• [Exercise aim] Using the material below, work out how many lines contain the word "JSON". Reply with the number and nothing more.

• [Supplied data]
_ _ _ _
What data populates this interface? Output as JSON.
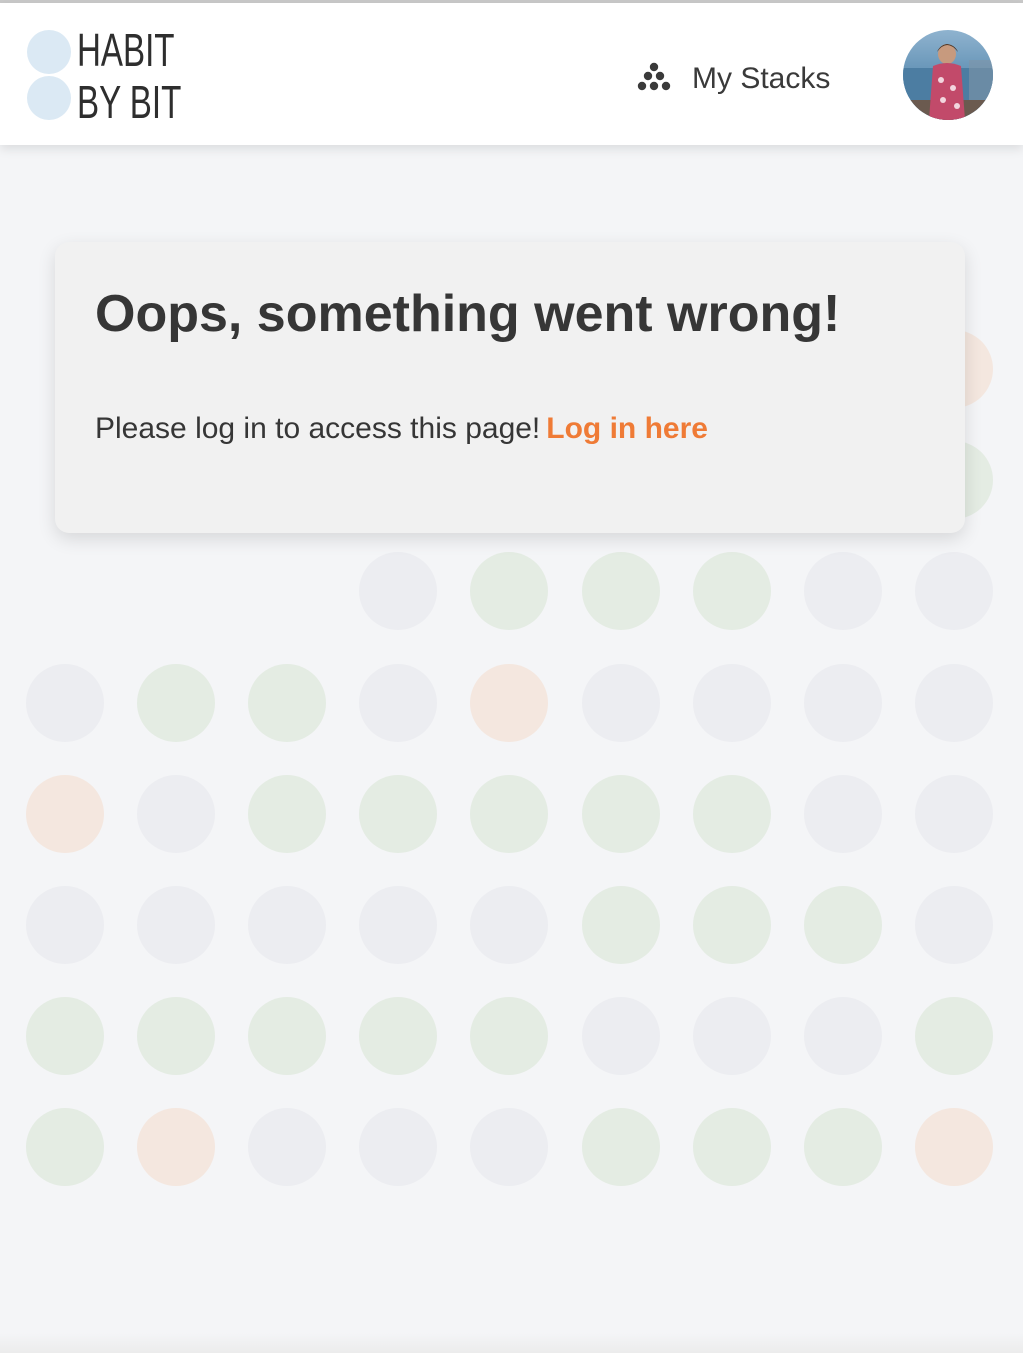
{
  "brand": {
    "line1": "HABIT",
    "line2": "BY BIT",
    "dot_color": "#dbe9f4"
  },
  "nav": {
    "stacks_label": "My Stacks",
    "stacks_icon": "stack-icon"
  },
  "user": {
    "avatar_icon": "user-avatar"
  },
  "error": {
    "title": "Oops, something went wrong!",
    "message": "Please log in to access this page!",
    "link_label": "Log in here"
  },
  "colors": {
    "link": "#ef7b36",
    "background": "#f4f5f7",
    "card": "#f1f1f1",
    "dot_grey": "#ecedf1",
    "dot_green": "#e4ece3",
    "dot_orange": "#f4e7df"
  },
  "habit_grid": {
    "legend": {
      "g": "gray",
      "n": "green",
      "o": "orange",
      "_": "empty"
    },
    "rows": [
      "________o",
      "_____gggn",
      "___gnnngg",
      "gnngogggg",
      "ognnnnngg",
      "gggggnnng",
      "nnnnngggn",
      "nogggnnno"
    ]
  }
}
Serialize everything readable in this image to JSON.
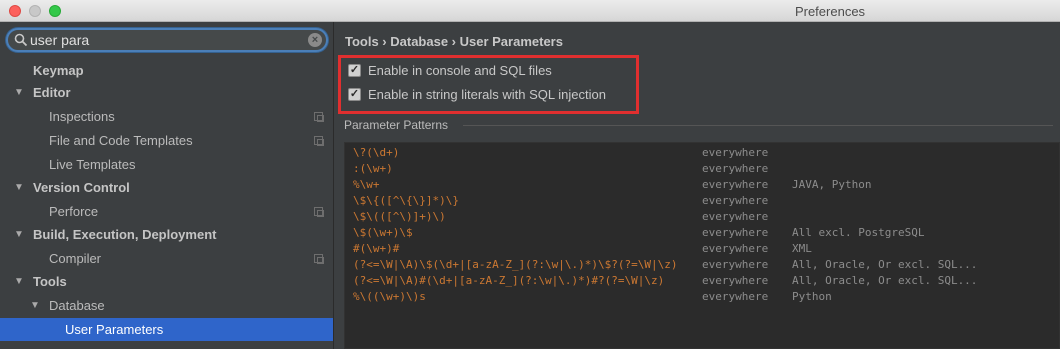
{
  "window": {
    "title": "Preferences"
  },
  "search": {
    "value": "user para"
  },
  "sidebar": {
    "items": [
      {
        "label": "Keymap"
      },
      {
        "label": "Editor"
      },
      {
        "label": "Inspections"
      },
      {
        "label": "File and Code Templates"
      },
      {
        "label": "Live Templates"
      },
      {
        "label": "Version Control"
      },
      {
        "label": "Perforce"
      },
      {
        "label": "Build, Execution, Deployment"
      },
      {
        "label": "Compiler"
      },
      {
        "label": "Tools"
      },
      {
        "label": "Database"
      },
      {
        "label": "User Parameters"
      }
    ]
  },
  "main": {
    "breadcrumb": "Tools › Database › User Parameters",
    "options": [
      {
        "label": "Enable in console and SQL files",
        "checked": true
      },
      {
        "label": "Enable in string literals with SQL injection",
        "checked": true
      }
    ],
    "section_title": "Parameter Patterns",
    "patterns": [
      {
        "pattern": "\\?(\\d+)",
        "scope": "everywhere",
        "dialect": ""
      },
      {
        "pattern": ":(\\w+)",
        "scope": "everywhere",
        "dialect": ""
      },
      {
        "pattern": "%\\w+",
        "scope": "everywhere",
        "dialect": "JAVA, Python"
      },
      {
        "pattern": "\\$\\{([^\\{\\}]*)\\}",
        "scope": "everywhere",
        "dialect": ""
      },
      {
        "pattern": "\\$\\(([^\\)]+)\\)",
        "scope": "everywhere",
        "dialect": ""
      },
      {
        "pattern": "\\$(\\w+)\\$",
        "scope": "everywhere",
        "dialect": "All excl. PostgreSQL"
      },
      {
        "pattern": "#(\\w+)#",
        "scope": "everywhere",
        "dialect": "XML"
      },
      {
        "pattern": "(?<=\\W|\\A)\\$(\\d+|[a-zA-Z_](?:\\w|\\.)*)\\$?(?=\\W|\\z)",
        "scope": "everywhere",
        "dialect": "All, Oracle, Or excl. SQL..."
      },
      {
        "pattern": "(?<=\\W|\\A)#(\\d+|[a-zA-Z_](?:\\w|\\.)*)#?(?=\\W|\\z)",
        "scope": "everywhere",
        "dialect": "All, Oracle, Or excl. SQL..."
      },
      {
        "pattern": "%\\((\\w+)\\)s",
        "scope": "everywhere",
        "dialect": "Python"
      }
    ]
  },
  "colors": {
    "selection": "#2f65ca",
    "highlight_box": "#e02f2f",
    "pattern_text": "#cc7832"
  }
}
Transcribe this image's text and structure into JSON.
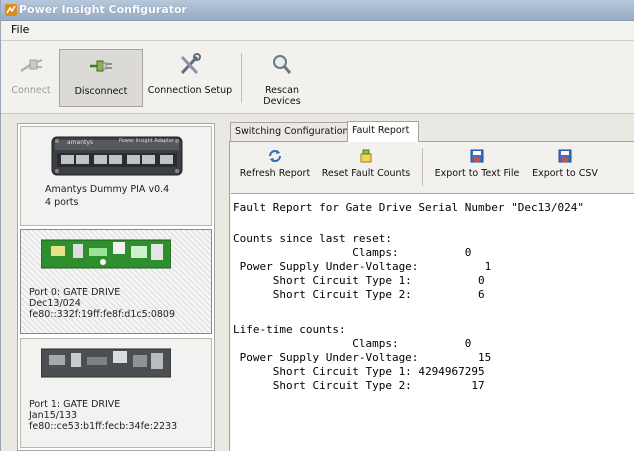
{
  "window": {
    "title": "Power Insight Configurator"
  },
  "menu": {
    "file": "File"
  },
  "toolbar": {
    "connect": "Connect",
    "disconnect": "Disconnect",
    "connection_setup": "Connection Setup",
    "rescan": "Rescan Devices"
  },
  "adapter": {
    "name": "Amantys Dummy PIA  v0.4",
    "ports": "4 ports",
    "brand": "amantys",
    "label": "Power Insight Adapter"
  },
  "port_cards": [
    {
      "line1": "Port 0: GATE DRIVE",
      "line2": "Dec13/024",
      "line3": "fe80::332f:19ff:fe8f:d1c5:0809"
    },
    {
      "line1": "Port 1: GATE DRIVE",
      "line2": "Jan15/133",
      "line3": "fe80::ce53:b1ff:fecb:34fe:2233"
    }
  ],
  "tabs": {
    "switching": "Switching Configuration",
    "fault": "Fault Report"
  },
  "report_toolbar": {
    "refresh": "Refresh Report",
    "reset": "Reset Fault Counts",
    "export_text": "Export to Text File",
    "export_csv": "Export to CSV"
  },
  "report": {
    "header": "Fault Report for Gate Drive Serial Number \"Dec13/024\"",
    "since_reset_title": "Counts since last reset:",
    "since_reset": [
      "                  Clamps:          0",
      " Power Supply Under-Voltage:          1",
      "      Short Circuit Type 1:          0",
      "      Short Circuit Type 2:          6"
    ],
    "lifetime_title": "Life-time counts:",
    "lifetime": [
      "                  Clamps:          0",
      " Power Supply Under-Voltage:         15",
      "      Short Circuit Type 1: 4294967295",
      "      Short Circuit Type 2:         17"
    ]
  },
  "colors": {
    "title_gradient_top": "#b8c8db",
    "pcb_green": "#2f8f2f",
    "window_bg": "#eae8e3"
  }
}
_ _ _ _
• [Answer to the exercise] 3